## BEGIN

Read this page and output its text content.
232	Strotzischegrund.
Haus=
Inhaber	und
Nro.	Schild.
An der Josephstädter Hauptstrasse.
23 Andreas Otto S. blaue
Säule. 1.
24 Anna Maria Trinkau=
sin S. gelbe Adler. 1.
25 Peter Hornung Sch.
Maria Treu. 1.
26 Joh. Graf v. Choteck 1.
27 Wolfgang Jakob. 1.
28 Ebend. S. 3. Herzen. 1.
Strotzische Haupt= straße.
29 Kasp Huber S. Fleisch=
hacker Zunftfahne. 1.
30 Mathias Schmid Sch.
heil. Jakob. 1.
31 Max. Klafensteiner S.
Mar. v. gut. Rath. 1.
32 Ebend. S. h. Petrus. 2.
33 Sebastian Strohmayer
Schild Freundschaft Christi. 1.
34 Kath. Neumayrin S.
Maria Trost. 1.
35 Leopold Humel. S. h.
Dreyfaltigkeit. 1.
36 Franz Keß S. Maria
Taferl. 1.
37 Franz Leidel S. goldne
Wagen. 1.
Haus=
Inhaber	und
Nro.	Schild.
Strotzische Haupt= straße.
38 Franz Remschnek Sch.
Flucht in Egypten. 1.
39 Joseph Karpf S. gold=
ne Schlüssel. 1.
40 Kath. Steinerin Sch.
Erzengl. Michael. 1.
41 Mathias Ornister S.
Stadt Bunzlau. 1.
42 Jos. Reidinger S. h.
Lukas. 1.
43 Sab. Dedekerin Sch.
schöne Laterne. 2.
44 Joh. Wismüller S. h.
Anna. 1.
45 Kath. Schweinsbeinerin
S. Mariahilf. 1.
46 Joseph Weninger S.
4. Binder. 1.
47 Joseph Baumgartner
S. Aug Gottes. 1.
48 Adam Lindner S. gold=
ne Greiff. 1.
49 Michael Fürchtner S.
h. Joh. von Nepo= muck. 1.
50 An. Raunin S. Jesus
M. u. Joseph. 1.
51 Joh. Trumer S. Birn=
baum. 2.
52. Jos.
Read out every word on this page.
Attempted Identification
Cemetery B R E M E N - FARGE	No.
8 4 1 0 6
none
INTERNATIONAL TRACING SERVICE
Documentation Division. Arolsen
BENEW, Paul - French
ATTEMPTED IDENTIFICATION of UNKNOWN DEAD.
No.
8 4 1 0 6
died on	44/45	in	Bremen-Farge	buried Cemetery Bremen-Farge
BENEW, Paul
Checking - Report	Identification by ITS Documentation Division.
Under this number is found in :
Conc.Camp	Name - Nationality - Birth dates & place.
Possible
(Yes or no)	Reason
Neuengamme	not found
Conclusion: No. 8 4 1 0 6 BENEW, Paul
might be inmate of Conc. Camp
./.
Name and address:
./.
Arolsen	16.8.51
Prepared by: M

## END

◆ What is required
Above are the records; retype every one exactly.

◆ Exercise result
Read this page and output its text content.
232	Strotzischegrund.
Haus=
Inhaber	und
Nro.	Schild.
An der Josephstädter Hauptstrasse.
23 Andreas Otto S. blaue
Säule. 1.
24 Anna Maria Trinkau=
sin S. gelbe Adler. 1.
25 Peter Hornung Sch.
Maria Treu. 1.
26 Joh. Graf v. Choteck 1.
27 Wolfgang Jakob. 1.
28 Ebend. S. 3. Herzen. 1.
Strotzische Haupt= straße.
29 Kasp Huber S. Fleisch=
hacker Zunftfahne. 1.
30 Mathias Schmid Sch.
heil. Jakob. 1.
31 Max. Klafensteiner S.
Mar. v. gut. Rath. 1.
32 Ebend. S. h. Petrus. 2.
33 Sebastian Strohmayer
Schild Freundschaft Christi. 1.
34 Kath. Neumayrin S.
Maria Trost. 1.
35 Leopold Humel. S. h.
Dreyfaltigkeit. 1.
36 Franz Keß S. Maria
Taferl. 1.
37 Franz Leidel S. goldne
Wagen. 1.
Haus=
Inhaber	und
Nro.	Schild.
Strotzische Haupt= straße.
38 Franz Remschnek Sch.
Flucht in Egypten. 1.
39 Joseph Karpf S. gold=
ne Schlüssel. 1.
40 Kath. Steinerin Sch.
Erzengl. Michael. 1.
41 Mathias Ornister S.
Stadt Bunzlau. 1.
42 Jos. Reidinger S. h.
Lukas. 1.
43 Sab. Dedekerin Sch.
schöne Laterne. 2.
44 Joh. Wismüller S. h.
Anna. 1.
45 Kath. Schweinsbeinerin
S. Mariahilf. 1.
46 Joseph Weninger S.
4. Binder. 1.
47 Joseph Baumgartner
S. Aug Gottes. 1.
48 Adam Lindner S. gold=
ne Greiff. 1.
49 Michael Fürchtner S.
h. Joh. von Nepo= muck. 1.
50 An. Raunin S. Jesus
M. u. Joseph. 1.
51 Joh. Trumer S. Birn=
baum. 2.
52. Jos.
Read out every word on this page.
Attempted Identification
Cemetery B R E M E N - FARGE	No.
8 4 1 0 6
none
INTERNATIONAL TRACING SERVICE
Documentation Division. Arolsen
BENEW, Paul - French
ATTEMPTED IDENTIFICATION of UNKNOWN DEAD.
No.
8 4 1 0 6
died on	44/45	in	Bremen-Farge	buried Cemetery Bremen-Farge
BENEW, Paul
Checking - Report	Identification by ITS Documentation Division.
Under this number is found in :
Conc.Camp	Name - Nationality - Birth dates & place.
Possible
(Yes or no)	Reason
Neuengamme	not found
Conclusion: No. 8 4 1 0 6 BENEW, Paul
might be inmate of Conc. Camp
./.
Name and address:
./.
Arolsen	16.8.51
Prepared by: M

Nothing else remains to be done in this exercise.